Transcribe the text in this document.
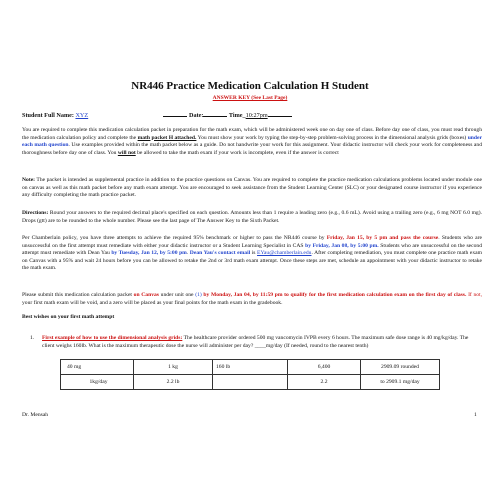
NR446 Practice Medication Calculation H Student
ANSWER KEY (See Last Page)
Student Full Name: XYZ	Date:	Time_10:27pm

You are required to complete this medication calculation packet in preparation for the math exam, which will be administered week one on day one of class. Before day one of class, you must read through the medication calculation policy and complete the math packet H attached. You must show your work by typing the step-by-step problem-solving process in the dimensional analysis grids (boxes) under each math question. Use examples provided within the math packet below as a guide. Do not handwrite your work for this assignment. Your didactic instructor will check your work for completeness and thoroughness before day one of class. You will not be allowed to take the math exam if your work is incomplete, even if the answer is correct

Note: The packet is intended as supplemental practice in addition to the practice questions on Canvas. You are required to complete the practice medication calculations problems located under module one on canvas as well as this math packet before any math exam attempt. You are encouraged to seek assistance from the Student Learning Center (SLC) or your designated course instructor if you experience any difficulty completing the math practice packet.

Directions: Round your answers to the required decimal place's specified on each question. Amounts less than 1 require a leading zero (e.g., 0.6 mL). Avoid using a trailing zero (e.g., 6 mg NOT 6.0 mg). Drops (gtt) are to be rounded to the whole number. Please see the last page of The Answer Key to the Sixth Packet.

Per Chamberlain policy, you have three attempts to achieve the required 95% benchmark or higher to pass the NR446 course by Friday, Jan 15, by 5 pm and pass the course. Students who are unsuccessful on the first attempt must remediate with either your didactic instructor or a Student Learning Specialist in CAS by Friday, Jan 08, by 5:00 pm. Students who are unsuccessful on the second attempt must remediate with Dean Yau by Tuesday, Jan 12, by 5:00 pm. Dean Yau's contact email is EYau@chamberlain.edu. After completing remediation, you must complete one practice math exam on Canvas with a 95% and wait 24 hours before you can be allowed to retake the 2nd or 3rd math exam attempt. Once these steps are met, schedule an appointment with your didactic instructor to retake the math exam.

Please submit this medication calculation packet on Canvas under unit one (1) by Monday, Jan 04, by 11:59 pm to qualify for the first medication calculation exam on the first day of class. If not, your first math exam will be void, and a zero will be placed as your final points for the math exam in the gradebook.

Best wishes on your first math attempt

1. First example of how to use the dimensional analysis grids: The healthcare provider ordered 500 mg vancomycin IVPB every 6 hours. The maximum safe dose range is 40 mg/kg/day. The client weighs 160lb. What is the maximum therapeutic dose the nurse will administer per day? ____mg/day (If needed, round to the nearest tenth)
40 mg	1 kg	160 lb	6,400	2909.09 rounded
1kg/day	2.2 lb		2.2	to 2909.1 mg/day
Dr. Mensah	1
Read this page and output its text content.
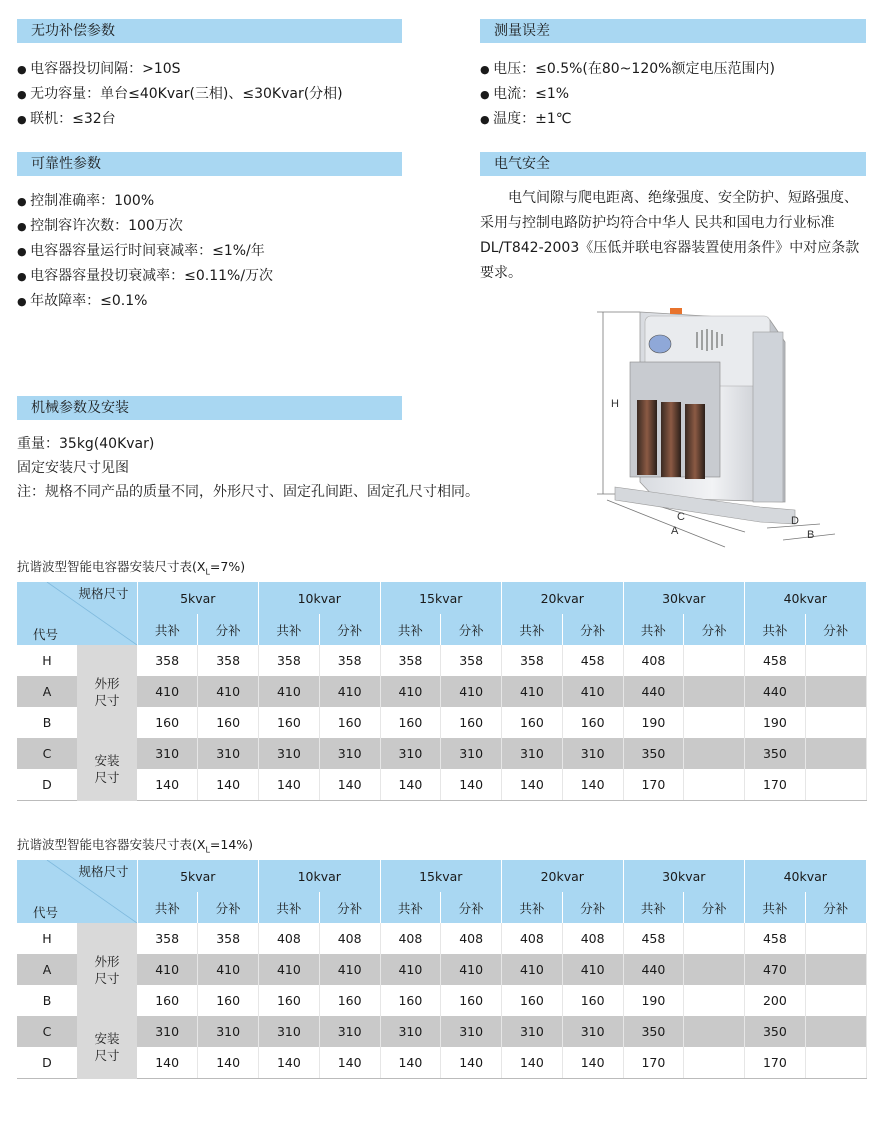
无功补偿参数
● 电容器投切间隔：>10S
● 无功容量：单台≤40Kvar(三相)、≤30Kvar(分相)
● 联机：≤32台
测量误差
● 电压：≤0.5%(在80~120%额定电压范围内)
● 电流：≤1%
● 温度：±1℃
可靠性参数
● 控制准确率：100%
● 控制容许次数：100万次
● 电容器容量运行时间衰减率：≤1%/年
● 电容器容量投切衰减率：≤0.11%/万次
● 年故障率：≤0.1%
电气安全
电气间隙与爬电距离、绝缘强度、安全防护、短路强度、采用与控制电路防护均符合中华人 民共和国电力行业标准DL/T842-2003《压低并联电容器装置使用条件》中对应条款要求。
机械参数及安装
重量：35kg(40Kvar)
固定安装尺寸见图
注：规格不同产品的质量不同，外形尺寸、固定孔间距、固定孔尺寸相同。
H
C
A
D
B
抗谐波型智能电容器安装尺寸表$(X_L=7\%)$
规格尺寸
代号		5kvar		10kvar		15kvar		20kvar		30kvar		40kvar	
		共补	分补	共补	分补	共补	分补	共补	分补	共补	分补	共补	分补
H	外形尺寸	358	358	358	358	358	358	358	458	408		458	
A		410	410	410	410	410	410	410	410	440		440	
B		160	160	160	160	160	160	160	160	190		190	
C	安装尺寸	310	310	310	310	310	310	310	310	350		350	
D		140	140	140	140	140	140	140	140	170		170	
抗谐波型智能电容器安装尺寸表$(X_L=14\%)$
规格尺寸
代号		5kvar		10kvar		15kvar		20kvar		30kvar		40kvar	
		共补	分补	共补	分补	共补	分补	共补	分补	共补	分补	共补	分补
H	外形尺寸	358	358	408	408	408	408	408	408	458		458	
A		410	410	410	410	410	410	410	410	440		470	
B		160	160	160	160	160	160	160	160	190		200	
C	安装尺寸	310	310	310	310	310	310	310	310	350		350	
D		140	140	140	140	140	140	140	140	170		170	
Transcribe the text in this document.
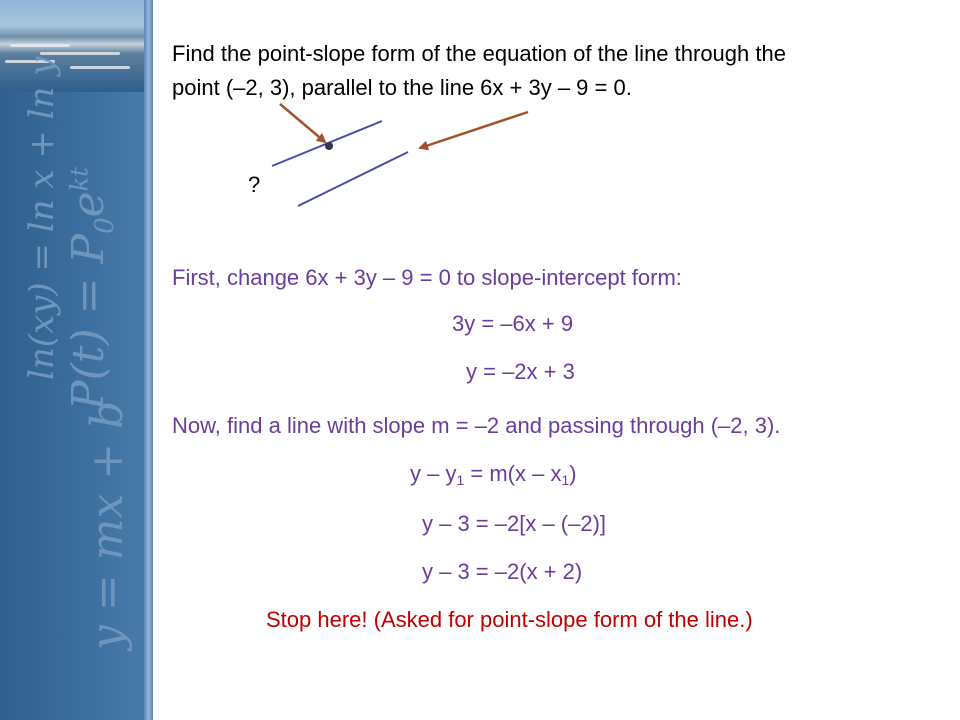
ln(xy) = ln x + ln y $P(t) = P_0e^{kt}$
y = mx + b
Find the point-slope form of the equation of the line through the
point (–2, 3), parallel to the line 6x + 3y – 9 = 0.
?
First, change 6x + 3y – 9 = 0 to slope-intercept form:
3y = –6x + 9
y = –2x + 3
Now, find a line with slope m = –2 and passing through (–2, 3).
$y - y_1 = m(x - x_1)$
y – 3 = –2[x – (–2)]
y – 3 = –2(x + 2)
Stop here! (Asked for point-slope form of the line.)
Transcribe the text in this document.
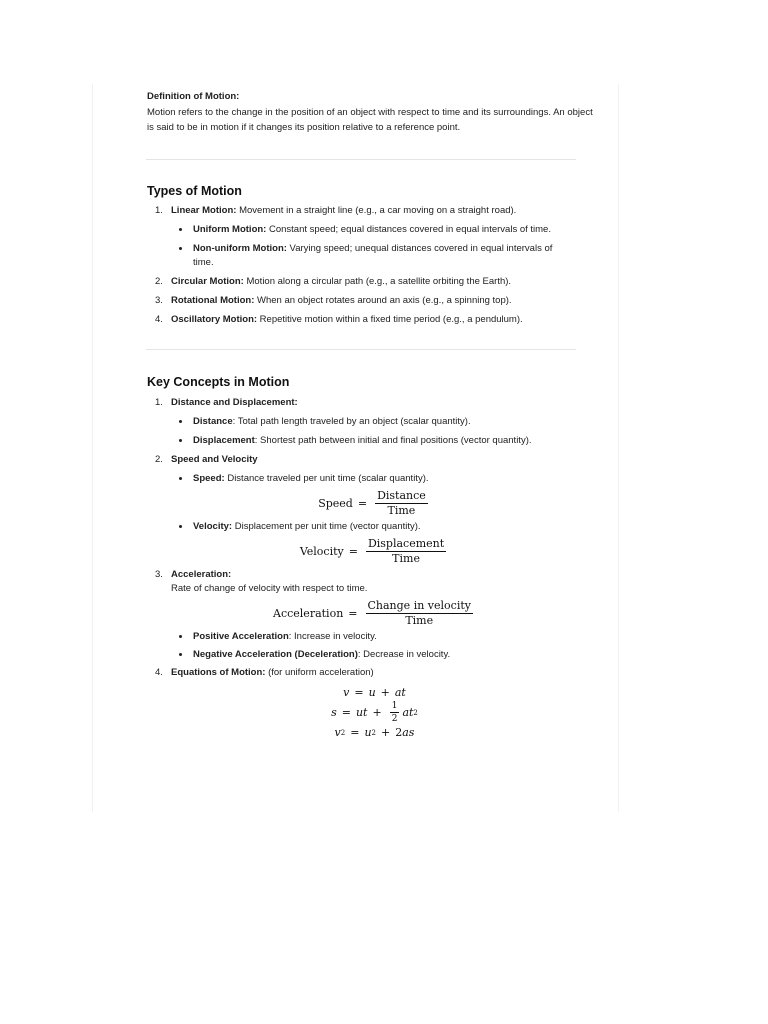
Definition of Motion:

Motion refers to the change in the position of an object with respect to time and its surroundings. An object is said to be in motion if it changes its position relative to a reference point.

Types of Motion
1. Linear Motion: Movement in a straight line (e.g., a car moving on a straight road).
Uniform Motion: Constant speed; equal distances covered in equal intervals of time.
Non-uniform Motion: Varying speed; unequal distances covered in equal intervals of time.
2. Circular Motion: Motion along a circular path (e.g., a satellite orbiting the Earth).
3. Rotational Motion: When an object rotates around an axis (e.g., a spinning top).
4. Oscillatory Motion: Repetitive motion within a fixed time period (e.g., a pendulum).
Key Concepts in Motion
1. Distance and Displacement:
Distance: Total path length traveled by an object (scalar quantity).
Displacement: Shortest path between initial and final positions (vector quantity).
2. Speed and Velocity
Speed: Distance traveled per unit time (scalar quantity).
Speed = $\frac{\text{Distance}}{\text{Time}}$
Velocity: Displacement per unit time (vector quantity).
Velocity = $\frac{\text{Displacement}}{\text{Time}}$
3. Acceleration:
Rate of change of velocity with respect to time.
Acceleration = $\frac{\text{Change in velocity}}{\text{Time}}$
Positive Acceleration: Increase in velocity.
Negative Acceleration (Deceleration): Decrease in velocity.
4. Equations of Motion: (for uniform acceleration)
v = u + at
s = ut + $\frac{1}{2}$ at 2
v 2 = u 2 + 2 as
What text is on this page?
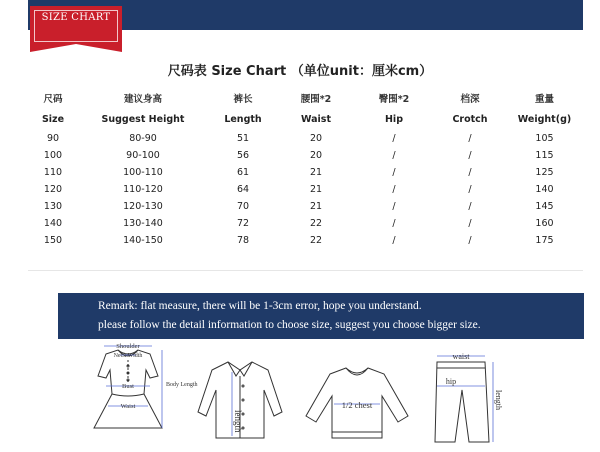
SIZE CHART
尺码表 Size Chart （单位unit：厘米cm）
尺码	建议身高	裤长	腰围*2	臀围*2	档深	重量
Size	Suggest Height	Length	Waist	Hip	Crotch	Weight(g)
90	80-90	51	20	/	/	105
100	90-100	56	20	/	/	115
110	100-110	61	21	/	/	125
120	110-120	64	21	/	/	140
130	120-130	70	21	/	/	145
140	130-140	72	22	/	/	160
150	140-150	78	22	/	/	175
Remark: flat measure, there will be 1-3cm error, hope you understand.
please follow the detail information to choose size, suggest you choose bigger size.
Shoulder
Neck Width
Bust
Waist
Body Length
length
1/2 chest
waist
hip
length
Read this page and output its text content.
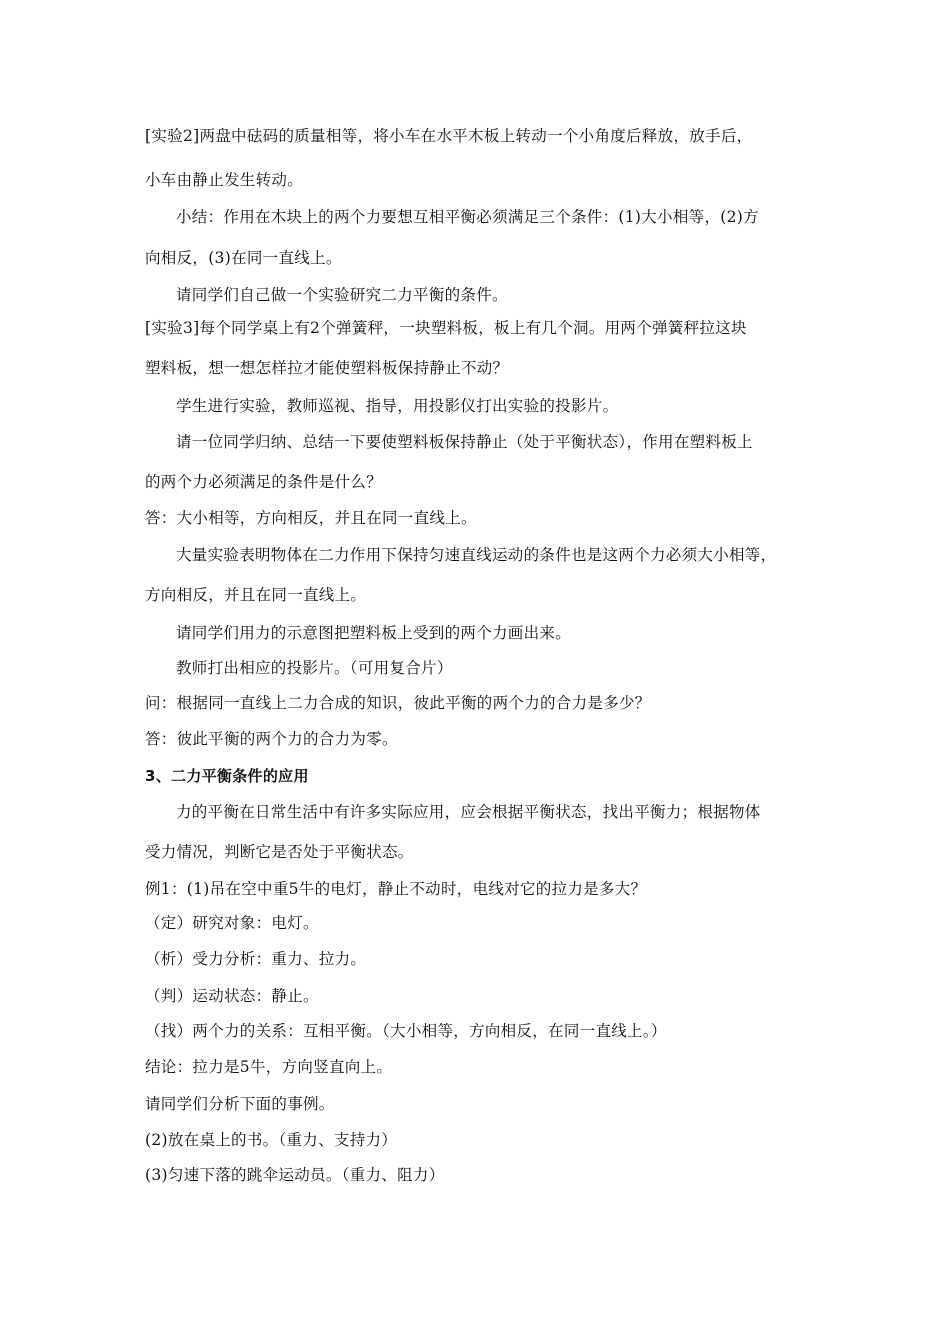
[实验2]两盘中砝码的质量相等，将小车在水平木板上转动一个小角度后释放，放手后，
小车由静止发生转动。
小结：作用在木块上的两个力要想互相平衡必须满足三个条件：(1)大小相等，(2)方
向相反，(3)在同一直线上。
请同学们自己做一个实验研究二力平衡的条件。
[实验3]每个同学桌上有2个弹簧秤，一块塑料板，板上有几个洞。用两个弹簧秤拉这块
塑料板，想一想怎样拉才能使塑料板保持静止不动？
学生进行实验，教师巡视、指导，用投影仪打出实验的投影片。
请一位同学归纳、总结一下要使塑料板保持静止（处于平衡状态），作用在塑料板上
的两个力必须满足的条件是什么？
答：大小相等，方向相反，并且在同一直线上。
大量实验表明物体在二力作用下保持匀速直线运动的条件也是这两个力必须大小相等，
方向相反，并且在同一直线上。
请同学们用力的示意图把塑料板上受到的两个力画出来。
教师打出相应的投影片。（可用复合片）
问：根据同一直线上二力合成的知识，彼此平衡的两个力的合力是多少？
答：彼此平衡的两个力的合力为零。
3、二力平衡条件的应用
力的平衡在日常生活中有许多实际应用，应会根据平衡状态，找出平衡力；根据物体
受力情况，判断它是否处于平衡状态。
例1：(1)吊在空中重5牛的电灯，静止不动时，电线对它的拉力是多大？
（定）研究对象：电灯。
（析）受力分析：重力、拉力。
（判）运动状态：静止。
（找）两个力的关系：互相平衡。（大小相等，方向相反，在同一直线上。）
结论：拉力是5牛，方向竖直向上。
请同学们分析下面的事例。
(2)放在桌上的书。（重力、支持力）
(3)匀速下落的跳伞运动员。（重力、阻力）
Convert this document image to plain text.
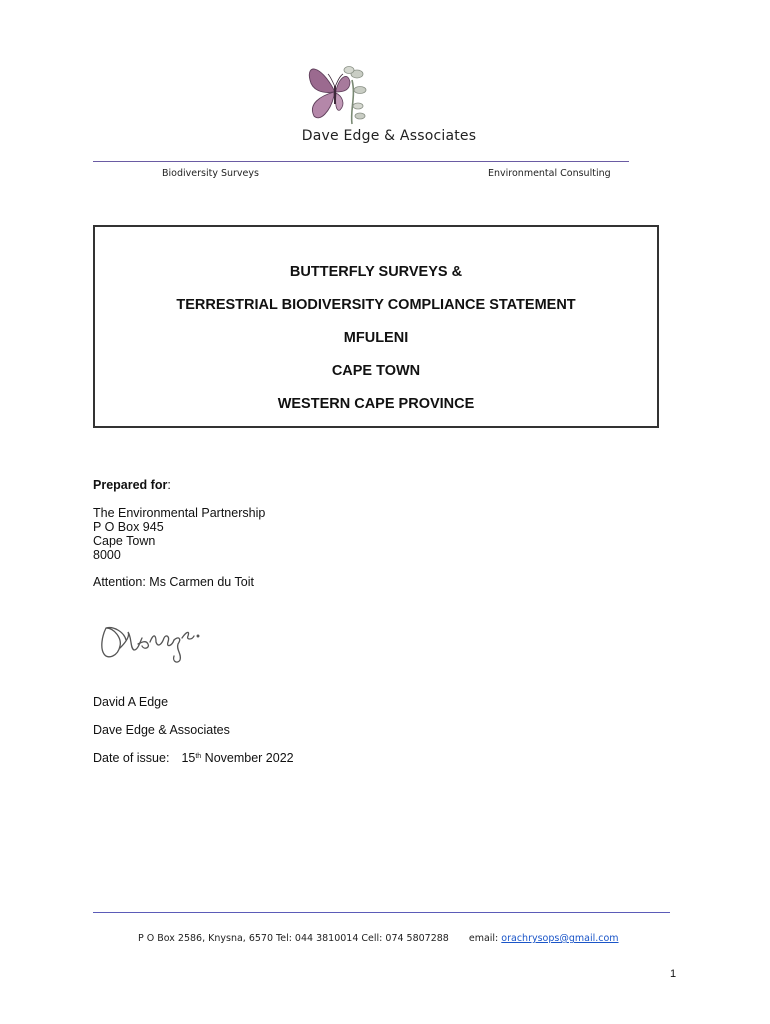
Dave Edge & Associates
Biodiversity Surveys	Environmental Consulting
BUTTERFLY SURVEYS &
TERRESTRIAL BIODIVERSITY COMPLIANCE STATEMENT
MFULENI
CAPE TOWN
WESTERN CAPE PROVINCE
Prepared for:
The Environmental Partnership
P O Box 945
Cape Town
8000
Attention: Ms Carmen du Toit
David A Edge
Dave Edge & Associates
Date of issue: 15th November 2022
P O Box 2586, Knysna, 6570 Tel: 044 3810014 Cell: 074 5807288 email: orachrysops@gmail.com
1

:::

Show all lines above holding "frac".

Speed = $\frac{\text{Distance}}{\text{Time}}$
Velocity = $\frac{\text{Displacement}}{\text{Time}}$
Acceleration = $\frac{\text{Change in velocity}}{\text{Time}}$
s = ut + $\frac{1}{2}$ at 2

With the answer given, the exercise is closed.